> [Task requirements]
Each record below is to be copied word for word, with pictures removed.

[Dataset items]

-- Start --

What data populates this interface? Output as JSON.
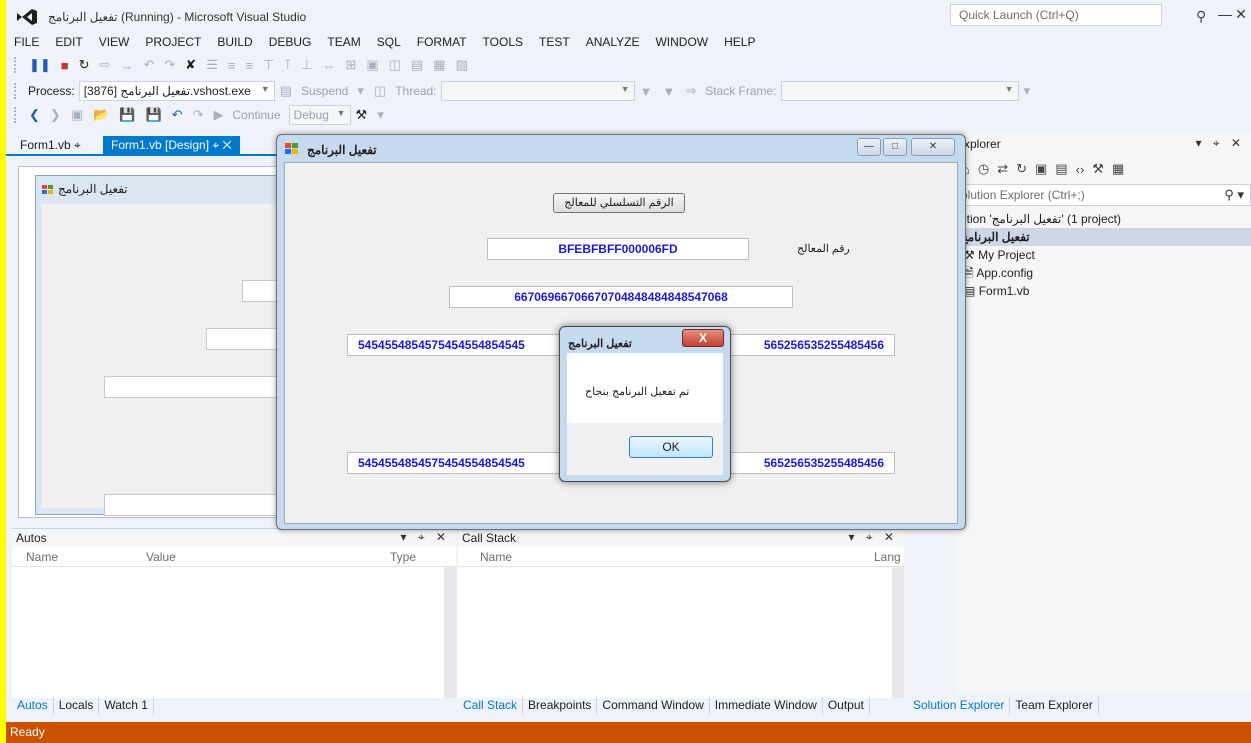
{
  "window": {
    "title": "تفعيل البرنامج (Running) - Microsoft Visual Studio",
    "quick_launch_placeholder": "Quick Launch (Ctrl+Q)"
  },
  "menu": [
    "FILE",
    "EDIT",
    "VIEW",
    "PROJECT",
    "BUILD",
    "DEBUG",
    "TEAM",
    "SQL",
    "FORMAT",
    "TOOLS",
    "TEST",
    "ANALYZE",
    "WINDOW",
    "HELP"
  ],
  "debug_location": {
    "process_label": "Process:",
    "process_value": "[3876] تفعيل البرنامج.vshost.exe",
    "suspend_label": "Suspend",
    "thread_label": "Thread:",
    "stack_frame_label": "Stack Frame:"
  },
  "standard_toolbar": {
    "continue_label": "Continue",
    "config_value": "Debug"
  },
  "doc_tabs": {
    "form1_vb": "Form1.vb",
    "form1_design": "Form1.vb [Design]"
  },
  "designer": {
    "form_title": "تفعيل البرنامج"
  },
  "solution_explorer": {
    "header": "Explorer",
    "search_placeholder": "olution Explorer (Ctrl+;)",
    "items": [
      "ution 'تفعيل البرنامج' (1 project)",
      "تفعيل البرنامج",
      "My Project",
      "App.config",
      "Form1.vb"
    ]
  },
  "running_form": {
    "title": "تفعيل البرنامج",
    "serial_button": "الرقم التسلسلي للمعالج",
    "processor_label": "رقم المعالج",
    "processor_id": "BFEBFBFF000006FD",
    "code_1": "66706966706670704848484848547068",
    "code_2_left": "5454554854575454554854545",
    "code_2_right": "565256535255485456",
    "code_3_left": "5454554854575454554854545",
    "code_3_right": "565256535255485456"
  },
  "message_box": {
    "title": "تفعيل البرنامج",
    "close": "X",
    "text": "تم تفعيل البرنامج بنجاح",
    "ok": "OK"
  },
  "autos_panel": {
    "title": "Autos",
    "col_name": "Name",
    "col_value": "Value",
    "col_type": "Type"
  },
  "callstack_panel": {
    "title": "Call Stack",
    "col_name": "Name",
    "col_lang": "Lang"
  },
  "bottom_tabs_left": [
    "Autos",
    "Locals",
    "Watch 1"
  ],
  "bottom_tabs_mid": [
    "Call Stack",
    "Breakpoints",
    "Command Window",
    "Immediate Window",
    "Output"
  ],
  "bottom_tabs_right": [
    "Solution Explorer",
    "Team Explorer"
  ],
  "status": "Ready",
  "colors": {
    "accent": "#007acc",
    "status_bar": "#ca5100",
    "code_text": "#1a1ad1"
  }
}
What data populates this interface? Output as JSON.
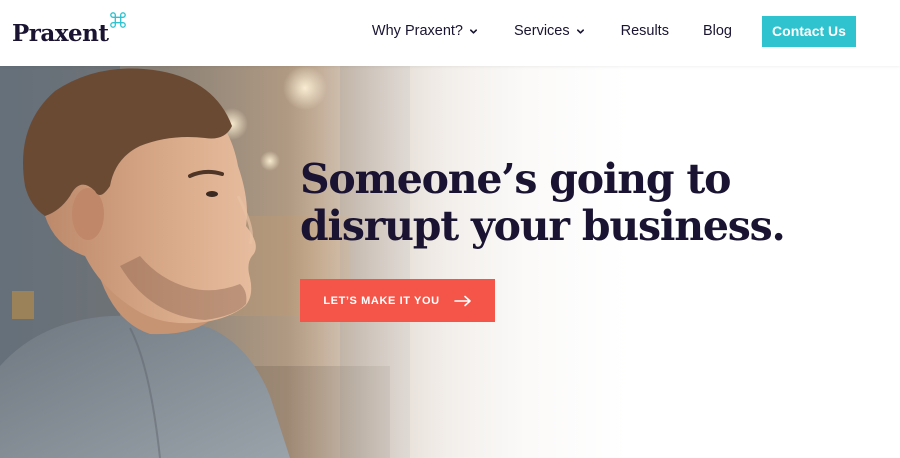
{
  "header": {
    "logo_text": "Praxent",
    "nav": [
      {
        "label": "Why Praxent?",
        "dropdown": true
      },
      {
        "label": "Services",
        "dropdown": true
      },
      {
        "label": "Results",
        "dropdown": false
      },
      {
        "label": "Blog",
        "dropdown": false
      }
    ],
    "contact_label": "Contact Us"
  },
  "hero": {
    "headline_line1": "Someone’s going to",
    "headline_line2": "disrupt your business.",
    "cta_label": "LET’S MAKE IT YOU",
    "cta_icon": "arrow-right-icon"
  },
  "colors": {
    "brand_navy": "#1a1432",
    "accent_teal": "#2fc3cf",
    "cta_coral": "#f55548"
  }
}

-- End --

> [Correct output]
What data populates this interface? Output as JSON.
{
  "window": {
    "title": "تفعيل البرنامج (Running) - Microsoft Visual Studio",
    "quick_launch_placeholder": "Quick Launch (Ctrl+Q)"
  },
  "menu": [
    "FILE",
    "EDIT",
    "VIEW",
    "PROJECT",
    "BUILD",
    "DEBUG",
    "TEAM",
    "SQL",
    "FORMAT",
    "TOOLS",
    "TEST",
    "ANALYZE",
    "WINDOW",
    "HELP"
  ],
  "debug_location": {
    "process_label": "Process:",
    "process_value": "[3876] تفعيل البرنامج.vshost.exe",
    "suspend_label": "Suspend",
    "thread_label": "Thread:",
    "stack_frame_label": "Stack Frame:"
  },
  "standard_toolbar": {
    "continue_label": "Continue",
    "config_value": "Debug"
  },
  "doc_tabs": {
    "form1_vb": "Form1.vb",
    "form1_design": "Form1.vb [Design]"
  },
  "designer": {
    "form_title": "تفعيل البرنامج"
  },
  "solution_explorer": {
    "header": "Explorer",
    "search_placeholder": "olution Explorer (Ctrl+;)",
    "items": [
      "ution 'تفعيل البرنامج' (1 project)",
      "تفعيل البرنامج",
      "My Project",
      "App.config",
      "Form1.vb"
    ]
  },
  "running_form": {
    "title": "تفعيل البرنامج",
    "serial_button": "الرقم التسلسلي للمعالج",
    "processor_label": "رقم المعالج",
    "processor_id": "BFEBFBFF000006FD",
    "code_1": "66706966706670704848484848547068",
    "code_2_left": "5454554854575454554854545",
    "code_2_right": "565256535255485456",
    "code_3_left": "5454554854575454554854545",
    "code_3_right": "565256535255485456"
  },
  "message_box": {
    "title": "تفعيل البرنامج",
    "close": "X",
    "text": "تم تفعيل البرنامج بنجاح",
    "ok": "OK"
  },
  "autos_panel": {
    "title": "Autos",
    "col_name": "Name",
    "col_value": "Value",
    "col_type": "Type"
  },
  "callstack_panel": {
    "title": "Call Stack",
    "col_name": "Name",
    "col_lang": "Lang"
  },
  "bottom_tabs_left": [
    "Autos",
    "Locals",
    "Watch 1"
  ],
  "bottom_tabs_mid": [
    "Call Stack",
    "Breakpoints",
    "Command Window",
    "Immediate Window",
    "Output"
  ],
  "bottom_tabs_right": [
    "Solution Explorer",
    "Team Explorer"
  ],
  "status": "Ready",
  "colors": {
    "accent": "#007acc",
    "status_bar": "#ca5100",
    "code_text": "#1a1ad1"
  }
}
What data populates this interface? Output as JSON.
{
  "header": {
    "logo_text": "Praxent",
    "nav": [
      {
        "label": "Why Praxent?",
        "dropdown": true
      },
      {
        "label": "Services",
        "dropdown": true
      },
      {
        "label": "Results",
        "dropdown": false
      },
      {
        "label": "Blog",
        "dropdown": false
      }
    ],
    "contact_label": "Contact Us"
  },
  "hero": {
    "headline_line1": "Someone’s going to",
    "headline_line2": "disrupt your business.",
    "cta_label": "LET’S MAKE IT YOU",
    "cta_icon": "arrow-right-icon"
  },
  "colors": {
    "brand_navy": "#1a1432",
    "accent_teal": "#2fc3cf",
    "cta_coral": "#f55548"
  }
}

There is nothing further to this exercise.